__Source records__
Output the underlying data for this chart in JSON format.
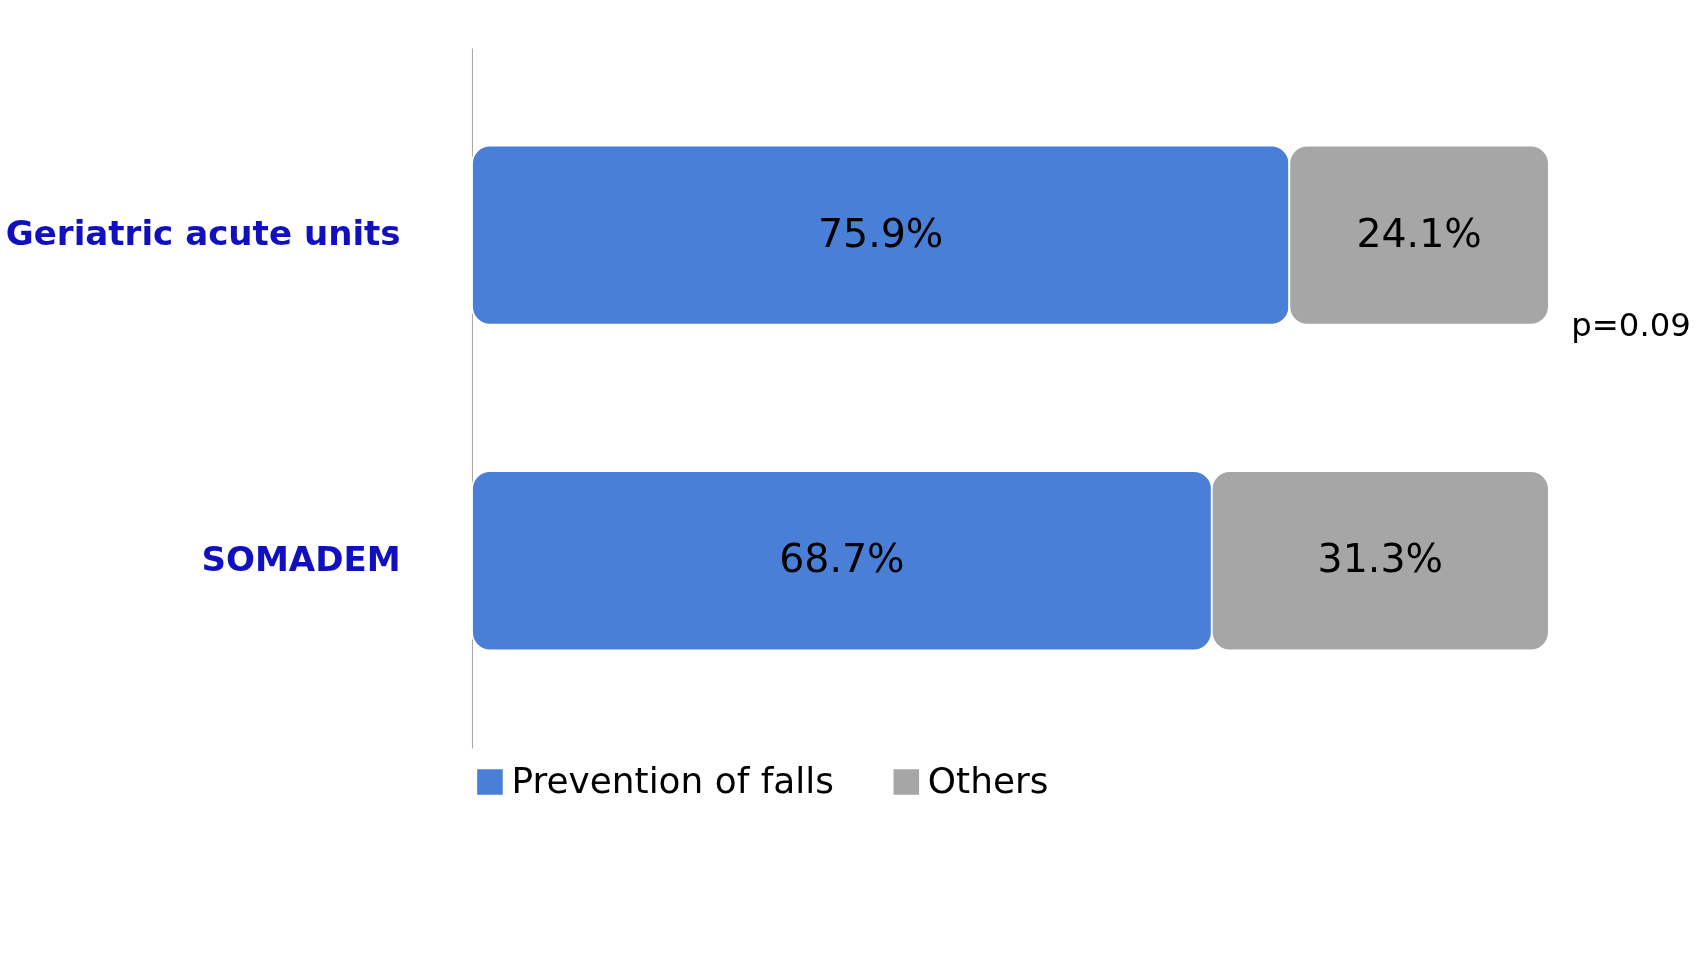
{
  "chart_data": {
    "type": "bar",
    "orientation": "horizontal",
    "stacked": true,
    "categories": [
      "Geriatric acute units",
      "SOMADEM"
    ],
    "series": [
      {
        "name": "Prevention of falls",
        "color": "#4a7fd8",
        "values": [
          75.9,
          68.7
        ],
        "value_labels": [
          "75.9%",
          "68.7%"
        ]
      },
      {
        "name": "Others",
        "color": "#a6a6a6",
        "values": [
          24.1,
          31.3
        ],
        "value_labels": [
          "24.1%",
          "31.3%"
        ]
      }
    ],
    "annotations": [
      "p=0.09"
    ],
    "legend": "bottom"
  }
}
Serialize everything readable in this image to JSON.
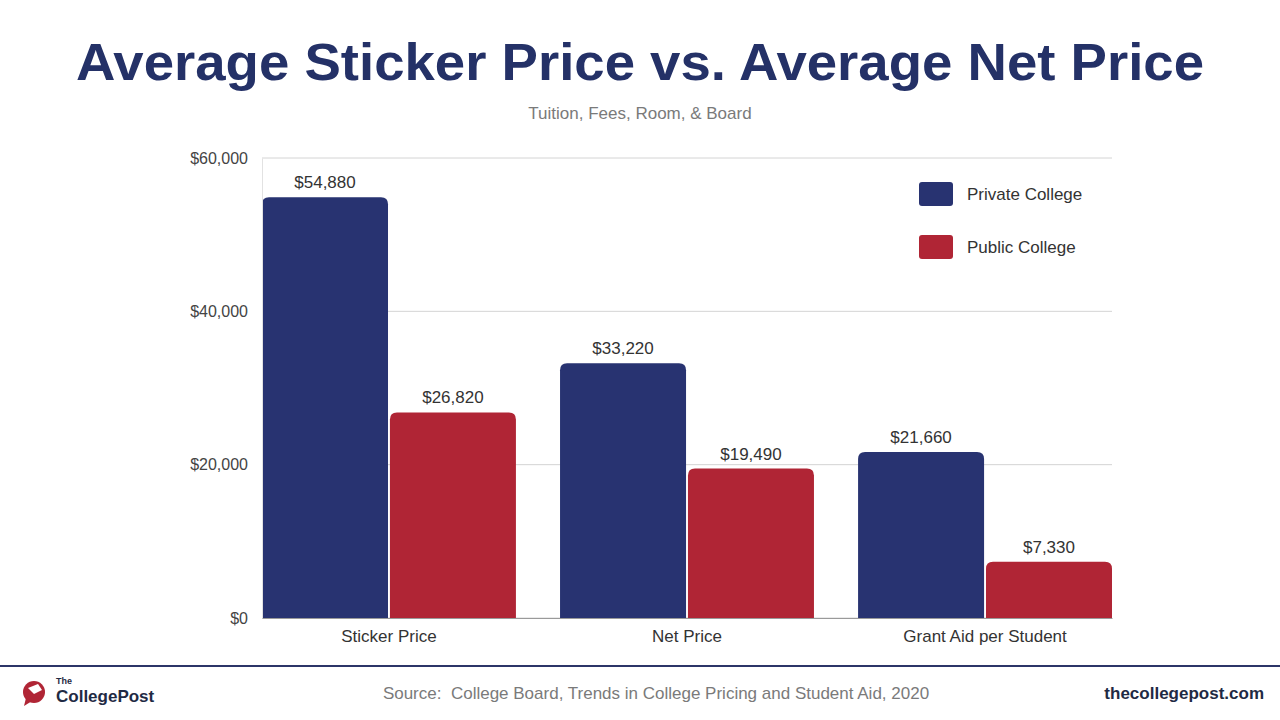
{
  "chart_data": {
    "type": "bar",
    "title": "Average Sticker Price vs. Average Net Price",
    "subtitle": "Tuition, Fees, Room, & Board",
    "categories": [
      "Sticker Price",
      "Net Price",
      "Grant Aid per Student"
    ],
    "series": [
      {
        "name": "Private College",
        "color": "#283371",
        "values": [
          54880,
          33220,
          21660
        ],
        "value_labels": [
          "$54,880",
          "$33,220",
          "$21,660"
        ]
      },
      {
        "name": "Public College",
        "color": "#b02535",
        "values": [
          26820,
          19490,
          7330
        ],
        "value_labels": [
          "$26,820",
          "$19,490",
          "$7,330"
        ]
      }
    ],
    "ylim": [
      0,
      60000
    ],
    "yticks": [
      {
        "value": 0,
        "label": "$0"
      },
      {
        "value": 20000,
        "label": "$20,000"
      },
      {
        "value": 40000,
        "label": "$40,000"
      },
      {
        "value": 60000,
        "label": "$60,000"
      }
    ],
    "grid": true,
    "legend": "top-right",
    "data_labels": true
  },
  "footer": {
    "source": "Source:  College Board, Trends in College Pricing and Student Aid, 2020",
    "site": "thecollegepost.com",
    "logo_small": "The",
    "logo_main": "CollegePost"
  }
}
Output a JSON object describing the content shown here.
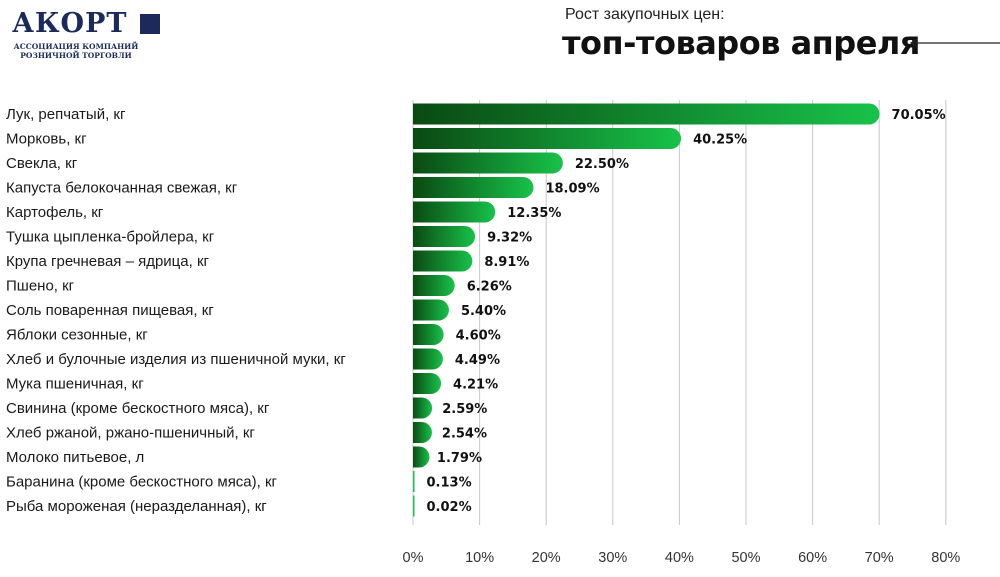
{
  "logo": {
    "name": "АКОРТ",
    "line1": "АССОЦИАЦИЯ КОМПАНИЙ",
    "line2": "РОЗНИЧНОЙ ТОРГОВЛИ"
  },
  "header": {
    "subtitle": "Рост закупочных цен:",
    "title": "топ-товаров апреля"
  },
  "colors": {
    "bar_dark": "#0a4a12",
    "bar_light": "#18c24a",
    "grid": "#c8c8c8",
    "logo": "#1b2a5a"
  },
  "chart_data": {
    "type": "bar",
    "orientation": "horizontal",
    "categories": [
      "Лук, репчатый, кг",
      "Морковь, кг",
      "Свекла, кг",
      "Капуста белокочанная свежая, кг",
      "Картофель, кг",
      "Тушка цыпленка-бройлера, кг",
      "Крупа гречневая – ядрица, кг",
      "Пшено, кг",
      "Соль поваренная пищевая, кг",
      "Яблоки сезонные, кг",
      "Хлеб и булочные изделия из пшеничной муки, кг",
      "Мука пшеничная, кг",
      "Свинина (кроме бескостного мяса), кг",
      "Хлеб ржаной, ржано-пшеничный, кг",
      "Молоко питьевое, л",
      "Баранина (кроме бескостного мяса), кг",
      "Рыба мороженая (неразделанная), кг"
    ],
    "values": [
      70.05,
      40.25,
      22.5,
      18.09,
      12.35,
      9.32,
      8.91,
      6.26,
      5.4,
      4.6,
      4.49,
      4.21,
      2.59,
      2.54,
      1.79,
      0.13,
      0.02
    ],
    "value_labels": [
      "70.05%",
      "40.25%",
      "22.50%",
      "18.09%",
      "12.35%",
      "9.32%",
      "8.91%",
      "6.26%",
      "5.40%",
      "4.60%",
      "4.49%",
      "4.21%",
      "2.59%",
      "2.54%",
      "1.79%",
      "0.13%",
      "0.02%"
    ],
    "x_ticks": [
      0,
      10,
      20,
      30,
      40,
      50,
      60,
      70,
      80
    ],
    "x_tick_labels": [
      "0%",
      "10%",
      "20%",
      "30%",
      "40%",
      "50%",
      "60%",
      "70%",
      "80%"
    ],
    "xlim": [
      0,
      80
    ],
    "grid": true
  }
}
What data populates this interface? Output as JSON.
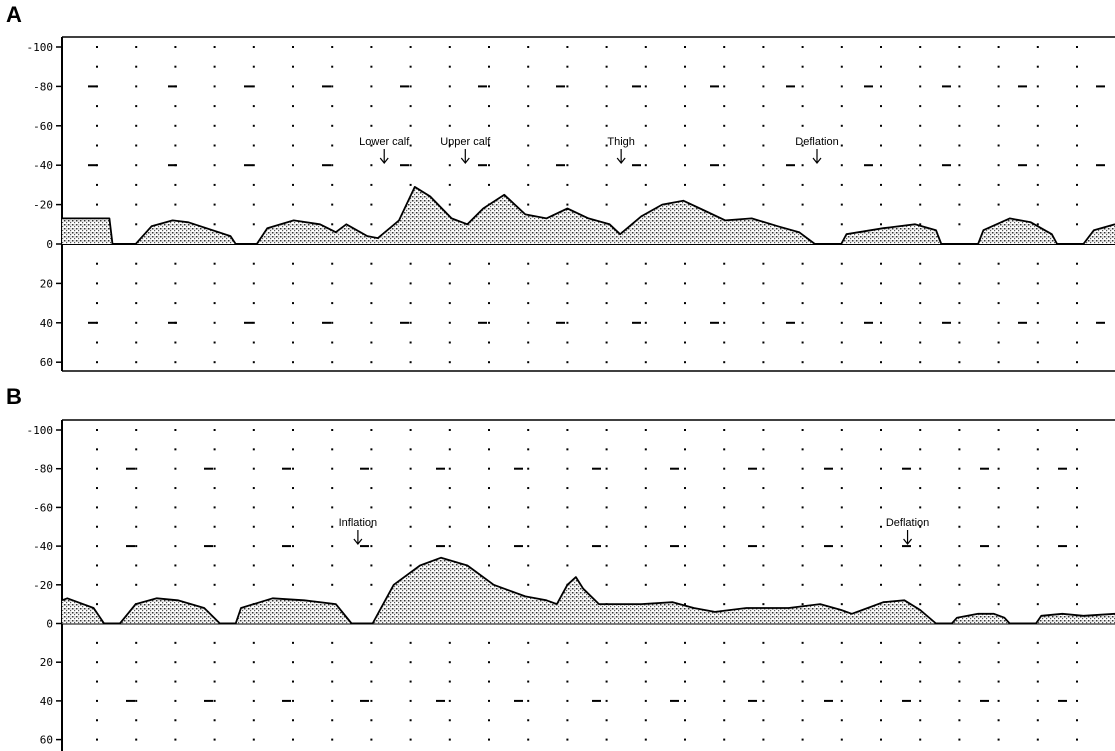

__Task to complete__
Each entry should be repeated exactly as it appears; the pictures stay out.

__Exercise solution__
Output the underlying data for this chart in JSON format.
{
  "chart_data": {
    "type": "bar",
    "orientation": "horizontal",
    "stacked": true,
    "categories": [
      "Geriatric acute units",
      "SOMADEM"
    ],
    "series": [
      {
        "name": "Prevention of falls",
        "color": "#4a7fd8",
        "values": [
          75.9,
          68.7
        ],
        "value_labels": [
          "75.9%",
          "68.7%"
        ]
      },
      {
        "name": "Others",
        "color": "#a6a6a6",
        "values": [
          24.1,
          31.3
        ],
        "value_labels": [
          "24.1%",
          "31.3%"
        ]
      }
    ],
    "annotations": [
      "p=0.09"
    ],
    "legend": "bottom"
  }
}
Serialize everything readable in this image to JSON.
{
  "chart_data": {
    "type": "bar",
    "title": "Average Sticker Price vs. Average Net Price",
    "subtitle": "Tuition, Fees, Room, & Board",
    "categories": [
      "Sticker Price",
      "Net Price",
      "Grant Aid per Student"
    ],
    "series": [
      {
        "name": "Private College",
        "color": "#283371",
        "values": [
          54880,
          33220,
          21660
        ],
        "value_labels": [
          "$54,880",
          "$33,220",
          "$21,660"
        ]
      },
      {
        "name": "Public College",
        "color": "#b02535",
        "values": [
          26820,
          19490,
          7330
        ],
        "value_labels": [
          "$26,820",
          "$19,490",
          "$7,330"
        ]
      }
    ],
    "ylim": [
      0,
      60000
    ],
    "yticks": [
      {
        "value": 0,
        "label": "$0"
      },
      {
        "value": 20000,
        "label": "$20,000"
      },
      {
        "value": 40000,
        "label": "$40,000"
      },
      {
        "value": 60000,
        "label": "$60,000"
      }
    ],
    "grid": true,
    "legend": "top-right",
    "data_labels": true
  },
  "footer": {
    "source": "Source:  College Board, Trends in College Pricing and Student Aid, 2020",
    "site": "thecollegepost.com",
    "logo_small": "The",
    "logo_main": "CollegePost"
  }
}
Output a JSON object describing the content shown here.
{
  "logo": {
    "name": "АКОРТ",
    "line1": "АССОЦИАЦИЯ КОМПАНИЙ",
    "line2": "РОЗНИЧНОЙ ТОРГОВЛИ"
  },
  "header": {
    "subtitle": "Рост закупочных цен:",
    "title": "топ-товаров апреля"
  },
  "colors": {
    "bar_dark": "#0a4a12",
    "bar_light": "#18c24a",
    "grid": "#c8c8c8",
    "logo": "#1b2a5a"
  },
  "chart_data": {
    "type": "bar",
    "orientation": "horizontal",
    "categories": [
      "Лук, репчатый, кг",
      "Морковь, кг",
      "Свекла, кг",
      "Капуста белокочанная свежая, кг",
      "Картофель, кг",
      "Тушка цыпленка-бройлера, кг",
      "Крупа гречневая – ядрица, кг",
      "Пшено, кг",
      "Соль поваренная пищевая, кг",
      "Яблоки сезонные, кг",
      "Хлеб и булочные изделия из пшеничной муки, кг",
      "Мука пшеничная, кг",
      "Свинина (кроме бескостного мяса), кг",
      "Хлеб ржаной, ржано-пшеничный, кг",
      "Молоко питьевое, л",
      "Баранина (кроме бескостного мяса), кг",
      "Рыба мороженая (неразделанная), кг"
    ],
    "values": [
      70.05,
      40.25,
      22.5,
      18.09,
      12.35,
      9.32,
      8.91,
      6.26,
      5.4,
      4.6,
      4.49,
      4.21,
      2.59,
      2.54,
      1.79,
      0.13,
      0.02
    ],
    "value_labels": [
      "70.05%",
      "40.25%",
      "22.50%",
      "18.09%",
      "12.35%",
      "9.32%",
      "8.91%",
      "6.26%",
      "5.40%",
      "4.60%",
      "4.49%",
      "4.21%",
      "2.59%",
      "2.54%",
      "1.79%",
      "0.13%",
      "0.02%"
    ],
    "x_ticks": [
      0,
      10,
      20,
      30,
      40,
      50,
      60,
      70,
      80
    ],
    "x_tick_labels": [
      "0%",
      "10%",
      "20%",
      "30%",
      "40%",
      "50%",
      "60%",
      "70%",
      "80%"
    ],
    "xlim": [
      0,
      80
    ],
    "grid": true
  }
}
What data populates this interface? Output as JSON.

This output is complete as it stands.